_Job A_
Check each statement against the passage on holiday stress and answer yes or no, quoting the words of the passage that decide it. (i) The passage says the same holiday complaints come up year after year. (ii) The passage says most of us grew up watching our parents avoid spending at the holidays. (iii) The passage says that in many families kids opened so many gifts they couldn't focus on any single one.

The Holidays You Choose vs. The Holidays You Endure
- Brittney-Nichole Connor-Savarda
- Jan 1
- 4 min read

Why Do We Keep Doing This to Ourselves?
The holidays are over. The refrain is everywhere: "I'm exhausted." "That was so stressful." "I'm glad it's done." "My kids have too much stuff." "I can't believe how much we spent."
Year after year, the same complaints. And yet, next year, we'll do it all again.
Why?
The Real Cost of Holiday Consumption
Look at what happened over the past few weeks. Many people spent money they may not have had on gifts people may not have wanted. They fought crowds in stores or stress-shopped online at midnight. They wrapped presents, managed expectations, and coordinated schedules.
For many families, kids opened so many gifts they couldn't focus on any single one. Now comes the question of where to put everything, or which items to return.
If this describes your experience and the holidays left you depleted rather than fulfilled, it's worth asking: why are you doing this?
We Do It Because We've Learned To
Most of us grew up watching this pattern. Our parents stressed and spent. We absorbed the message that holidays require consumption, that love means gifts, that good parents provide abundance. Marketing reinforced it. Social expectations cemented it.

Bounding box entries:
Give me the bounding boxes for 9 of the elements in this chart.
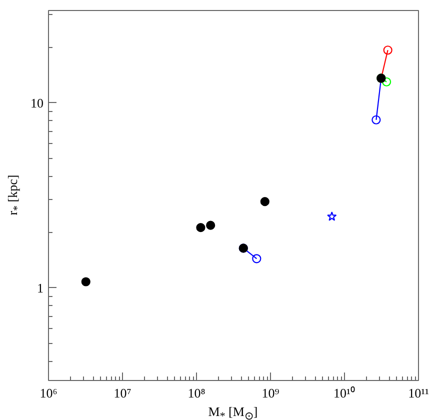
x-tick-label: 10⁸	[188, 386, 206, 400]
y-tick-label: 1	[37, 280, 44, 296]
x-tick-label: 10⁶	[40, 386, 58, 400]
x-tick-label: 10⁷	[114, 386, 132, 400]
x-axis-title: M$_{*}$ [M$_{⊙}$]	[207, 404, 259, 420]
y-tick-label: 10	[30, 95, 44, 110]
x-tick-label: 10¹¹	[408, 386, 429, 400]
x-tick-label: 10¹⁰	[334, 386, 356, 400]
x-tick-label: 10⁹	[262, 386, 280, 400]
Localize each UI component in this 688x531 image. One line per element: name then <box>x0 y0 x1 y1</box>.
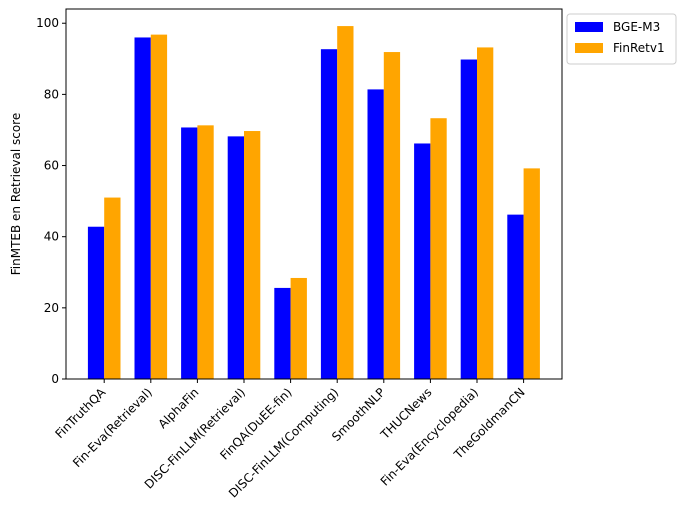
bar-finretv1-4 <box>290 277 307 379</box>
bar-finretv1-7 <box>430 118 447 379</box>
y-tick-label: 40 <box>44 230 59 244</box>
y-tick-label: 80 <box>44 87 59 101</box>
bar-finretv1-6 <box>383 52 401 380</box>
bar-bge-m3-8 <box>460 59 477 380</box>
legend-swatch-finretv1 <box>575 43 603 53</box>
bar-bge-m3-3 <box>227 136 244 379</box>
legend-label: FinRetv1 <box>613 41 665 55</box>
bar-finretv1-2 <box>197 125 214 379</box>
y-tick-label: 20 <box>44 301 59 315</box>
bar-finretv1-8 <box>477 47 494 380</box>
legend-swatch-bge-m3 <box>575 22 603 32</box>
bar-bge-m3-9 <box>507 214 524 379</box>
bar-bge-m3-2 <box>181 127 198 379</box>
legend: BGE-M3 FinRetv1 <box>566 13 677 65</box>
bar-bge-m3-0 <box>87 226 105 379</box>
y-tick-label: 60 <box>44 159 59 173</box>
y-tick-label: 0 <box>51 372 59 386</box>
bar-bge-m3-5 <box>320 49 338 379</box>
bars-layer <box>87 26 540 380</box>
bar-bge-m3-1 <box>134 37 151 380</box>
bar-bge-m3-7 <box>414 143 431 379</box>
plot-frame <box>65 8 563 380</box>
bar-finretv1-1 <box>150 34 168 380</box>
x-tick-label: AlphaFin <box>155 385 201 431</box>
y-axis: 0 20 40 60 80 100 <box>36 16 66 386</box>
x-tick-label: Fin-Eva(Retrieval) <box>70 385 155 470</box>
bar-bge-m3-6 <box>367 89 384 380</box>
bar-finretv1-0 <box>104 197 121 379</box>
legend-label: BGE-M3 <box>613 20 660 34</box>
y-tick-label: 100 <box>36 16 59 30</box>
y-axis-label: FinMTEB en Retrieval score <box>9 113 23 275</box>
bar-finretv1-3 <box>244 131 261 379</box>
bar-bge-m3-4 <box>274 287 291 379</box>
bar-finretv1-5 <box>337 26 354 380</box>
bar-finretv1-9 <box>523 168 540 379</box>
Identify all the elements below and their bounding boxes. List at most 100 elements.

_Job B_
Turn part of the listing into a numbered list, skipping any blank lines. Begin at the line that contains "bar-finretv1-4 <box>290 277 307 379</box>" and stop after the line that contains "bar-bge-m3-8 <box>460 59 477 380</box>".

_Final answer A_
(i) Yes: "Year after year, the same complaints."
(ii) No: "Our parents stressed and spent."
(iii) Yes: "For many families, kids opened so many gifts they couldn't focus on any single one."

_Final answer B_
1. bar-finretv1-4 <box>290 277 307 379</box>
2. bar-finretv1-7 <box>430 118 447 379</box>
3. y-tick-label: 40 <box>44 230 59 244</box>
4. y-tick-label: 80 <box>44 87 59 101</box>
5. bar-finretv1-6 <box>383 52 401 380</box>
6. bar-bge-m3-8 <box>460 59 477 380</box>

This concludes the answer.